### EXTRACTED RECORDS
----
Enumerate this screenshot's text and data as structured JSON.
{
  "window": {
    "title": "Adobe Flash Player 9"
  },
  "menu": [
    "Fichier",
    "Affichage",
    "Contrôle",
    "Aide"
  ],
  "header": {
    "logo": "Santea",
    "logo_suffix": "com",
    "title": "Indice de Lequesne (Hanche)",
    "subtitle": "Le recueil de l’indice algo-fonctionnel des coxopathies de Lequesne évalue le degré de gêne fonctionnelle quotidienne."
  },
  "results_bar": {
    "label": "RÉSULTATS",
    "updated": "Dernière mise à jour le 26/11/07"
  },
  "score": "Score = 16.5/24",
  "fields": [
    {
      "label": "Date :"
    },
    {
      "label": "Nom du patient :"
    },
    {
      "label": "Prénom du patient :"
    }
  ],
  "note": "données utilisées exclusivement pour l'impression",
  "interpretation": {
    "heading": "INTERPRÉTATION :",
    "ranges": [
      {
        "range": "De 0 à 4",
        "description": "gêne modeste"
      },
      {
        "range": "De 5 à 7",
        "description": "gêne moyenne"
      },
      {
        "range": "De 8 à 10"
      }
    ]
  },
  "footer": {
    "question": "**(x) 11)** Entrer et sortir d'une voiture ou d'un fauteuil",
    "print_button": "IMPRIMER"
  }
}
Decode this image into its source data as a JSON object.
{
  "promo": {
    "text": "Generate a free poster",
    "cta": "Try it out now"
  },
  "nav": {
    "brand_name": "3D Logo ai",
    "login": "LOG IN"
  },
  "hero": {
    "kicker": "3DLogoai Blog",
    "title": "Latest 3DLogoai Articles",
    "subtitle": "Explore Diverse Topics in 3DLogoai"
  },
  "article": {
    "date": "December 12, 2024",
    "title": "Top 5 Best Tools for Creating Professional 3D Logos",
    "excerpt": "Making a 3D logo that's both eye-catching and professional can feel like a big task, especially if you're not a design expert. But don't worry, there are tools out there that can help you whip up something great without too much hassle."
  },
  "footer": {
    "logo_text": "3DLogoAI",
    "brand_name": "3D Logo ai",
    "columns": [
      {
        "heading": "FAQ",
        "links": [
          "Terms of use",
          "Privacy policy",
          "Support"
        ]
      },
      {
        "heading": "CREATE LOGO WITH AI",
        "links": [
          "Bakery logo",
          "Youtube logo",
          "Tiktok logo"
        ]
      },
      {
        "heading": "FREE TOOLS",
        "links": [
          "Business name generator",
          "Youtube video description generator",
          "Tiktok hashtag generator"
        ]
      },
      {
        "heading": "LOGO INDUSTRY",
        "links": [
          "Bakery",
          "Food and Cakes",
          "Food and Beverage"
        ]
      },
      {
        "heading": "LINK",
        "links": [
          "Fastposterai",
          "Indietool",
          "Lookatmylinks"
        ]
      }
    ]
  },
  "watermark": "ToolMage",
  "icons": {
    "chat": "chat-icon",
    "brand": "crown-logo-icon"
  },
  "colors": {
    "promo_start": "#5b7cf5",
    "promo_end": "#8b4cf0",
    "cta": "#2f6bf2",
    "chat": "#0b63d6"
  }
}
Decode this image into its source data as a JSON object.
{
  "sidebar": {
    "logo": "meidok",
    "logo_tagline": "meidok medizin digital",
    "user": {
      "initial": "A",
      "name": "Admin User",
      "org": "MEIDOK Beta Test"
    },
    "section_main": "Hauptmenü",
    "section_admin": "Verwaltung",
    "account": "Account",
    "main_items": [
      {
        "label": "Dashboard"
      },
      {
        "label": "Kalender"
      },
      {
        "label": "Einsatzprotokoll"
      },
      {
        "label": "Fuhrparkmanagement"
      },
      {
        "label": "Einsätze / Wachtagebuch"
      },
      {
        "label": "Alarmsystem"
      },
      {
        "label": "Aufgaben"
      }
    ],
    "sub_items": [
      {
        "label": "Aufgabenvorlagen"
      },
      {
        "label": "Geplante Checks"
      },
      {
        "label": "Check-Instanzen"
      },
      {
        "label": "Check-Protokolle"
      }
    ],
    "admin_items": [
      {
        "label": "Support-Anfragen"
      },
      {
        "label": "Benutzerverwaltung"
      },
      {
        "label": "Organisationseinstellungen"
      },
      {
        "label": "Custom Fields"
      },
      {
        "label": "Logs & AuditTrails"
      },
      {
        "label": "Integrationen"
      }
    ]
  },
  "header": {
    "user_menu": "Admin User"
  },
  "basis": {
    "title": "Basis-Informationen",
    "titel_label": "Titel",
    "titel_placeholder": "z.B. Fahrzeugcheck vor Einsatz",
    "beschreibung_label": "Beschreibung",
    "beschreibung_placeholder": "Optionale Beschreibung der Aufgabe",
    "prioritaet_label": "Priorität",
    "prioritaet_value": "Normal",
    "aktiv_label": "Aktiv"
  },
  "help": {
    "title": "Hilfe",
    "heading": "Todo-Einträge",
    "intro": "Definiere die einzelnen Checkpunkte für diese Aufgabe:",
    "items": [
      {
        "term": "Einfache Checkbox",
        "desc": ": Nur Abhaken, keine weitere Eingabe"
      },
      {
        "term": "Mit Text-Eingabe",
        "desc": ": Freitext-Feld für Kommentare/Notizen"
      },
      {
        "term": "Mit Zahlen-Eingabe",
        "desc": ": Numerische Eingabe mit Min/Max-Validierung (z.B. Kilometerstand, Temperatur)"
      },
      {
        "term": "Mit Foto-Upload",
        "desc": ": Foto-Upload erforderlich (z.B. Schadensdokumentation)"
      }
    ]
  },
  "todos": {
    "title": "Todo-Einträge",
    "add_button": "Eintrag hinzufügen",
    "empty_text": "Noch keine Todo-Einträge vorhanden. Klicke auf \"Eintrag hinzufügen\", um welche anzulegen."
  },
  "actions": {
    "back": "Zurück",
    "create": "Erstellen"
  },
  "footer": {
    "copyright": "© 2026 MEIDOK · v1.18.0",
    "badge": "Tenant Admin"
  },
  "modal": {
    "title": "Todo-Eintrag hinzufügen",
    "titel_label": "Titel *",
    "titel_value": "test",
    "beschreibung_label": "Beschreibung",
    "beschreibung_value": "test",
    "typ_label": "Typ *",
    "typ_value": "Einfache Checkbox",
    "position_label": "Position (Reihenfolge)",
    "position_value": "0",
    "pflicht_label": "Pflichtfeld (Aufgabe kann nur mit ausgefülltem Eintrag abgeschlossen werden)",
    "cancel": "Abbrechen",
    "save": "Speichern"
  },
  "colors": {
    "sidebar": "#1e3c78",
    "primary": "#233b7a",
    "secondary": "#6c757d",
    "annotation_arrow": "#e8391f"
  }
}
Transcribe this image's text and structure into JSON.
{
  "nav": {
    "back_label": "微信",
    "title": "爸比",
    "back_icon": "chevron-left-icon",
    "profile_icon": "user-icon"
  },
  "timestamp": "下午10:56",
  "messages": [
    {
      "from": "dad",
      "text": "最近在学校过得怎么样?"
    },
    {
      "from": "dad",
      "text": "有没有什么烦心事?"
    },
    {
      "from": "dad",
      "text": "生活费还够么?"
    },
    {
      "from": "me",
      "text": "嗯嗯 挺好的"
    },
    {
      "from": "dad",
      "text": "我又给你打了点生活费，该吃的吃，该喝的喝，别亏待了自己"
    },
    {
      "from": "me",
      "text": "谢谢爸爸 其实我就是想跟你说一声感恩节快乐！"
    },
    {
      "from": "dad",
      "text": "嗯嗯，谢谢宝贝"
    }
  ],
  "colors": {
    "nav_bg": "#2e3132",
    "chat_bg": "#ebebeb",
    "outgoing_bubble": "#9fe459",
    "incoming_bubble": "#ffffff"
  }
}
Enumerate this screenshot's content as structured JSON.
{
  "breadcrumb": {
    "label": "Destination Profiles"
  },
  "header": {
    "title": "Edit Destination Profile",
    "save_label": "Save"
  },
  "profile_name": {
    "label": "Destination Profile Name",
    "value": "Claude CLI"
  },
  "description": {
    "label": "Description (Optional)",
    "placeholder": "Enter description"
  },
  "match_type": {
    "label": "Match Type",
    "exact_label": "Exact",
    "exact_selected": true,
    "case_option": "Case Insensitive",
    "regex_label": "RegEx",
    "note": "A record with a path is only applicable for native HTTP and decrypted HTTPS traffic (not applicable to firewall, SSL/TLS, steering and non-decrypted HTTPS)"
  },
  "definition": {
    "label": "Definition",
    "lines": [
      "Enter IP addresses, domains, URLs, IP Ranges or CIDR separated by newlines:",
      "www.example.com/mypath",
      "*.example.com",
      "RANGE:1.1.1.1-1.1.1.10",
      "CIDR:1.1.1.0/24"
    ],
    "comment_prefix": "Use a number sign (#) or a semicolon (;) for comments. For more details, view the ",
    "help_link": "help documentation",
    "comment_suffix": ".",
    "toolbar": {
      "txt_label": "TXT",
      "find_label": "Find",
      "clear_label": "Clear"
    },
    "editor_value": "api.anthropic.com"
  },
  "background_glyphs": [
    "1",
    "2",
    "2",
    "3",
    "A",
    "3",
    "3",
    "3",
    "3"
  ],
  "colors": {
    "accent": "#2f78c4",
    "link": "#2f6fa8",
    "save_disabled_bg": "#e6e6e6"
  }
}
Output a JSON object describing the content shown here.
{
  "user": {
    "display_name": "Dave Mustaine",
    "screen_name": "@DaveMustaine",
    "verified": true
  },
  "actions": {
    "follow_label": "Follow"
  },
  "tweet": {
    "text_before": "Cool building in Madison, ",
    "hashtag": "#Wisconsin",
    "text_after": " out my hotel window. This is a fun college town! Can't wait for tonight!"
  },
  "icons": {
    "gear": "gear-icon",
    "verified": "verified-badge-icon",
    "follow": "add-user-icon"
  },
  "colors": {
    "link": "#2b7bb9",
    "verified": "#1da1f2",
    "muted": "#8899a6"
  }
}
----
### WRITTEN REQUEST
List the lines of the records where "help" occurs.

### PROBLEM SOLUTION
    "excerpt": "Making a 3D logo that's both eye-catching and professional can feel like a big task, especially if you're not a design expert. But don't worry, there are tools out there that can help you whip up something great without too much hassle."
  "help": {
    "help_link": "help documentation",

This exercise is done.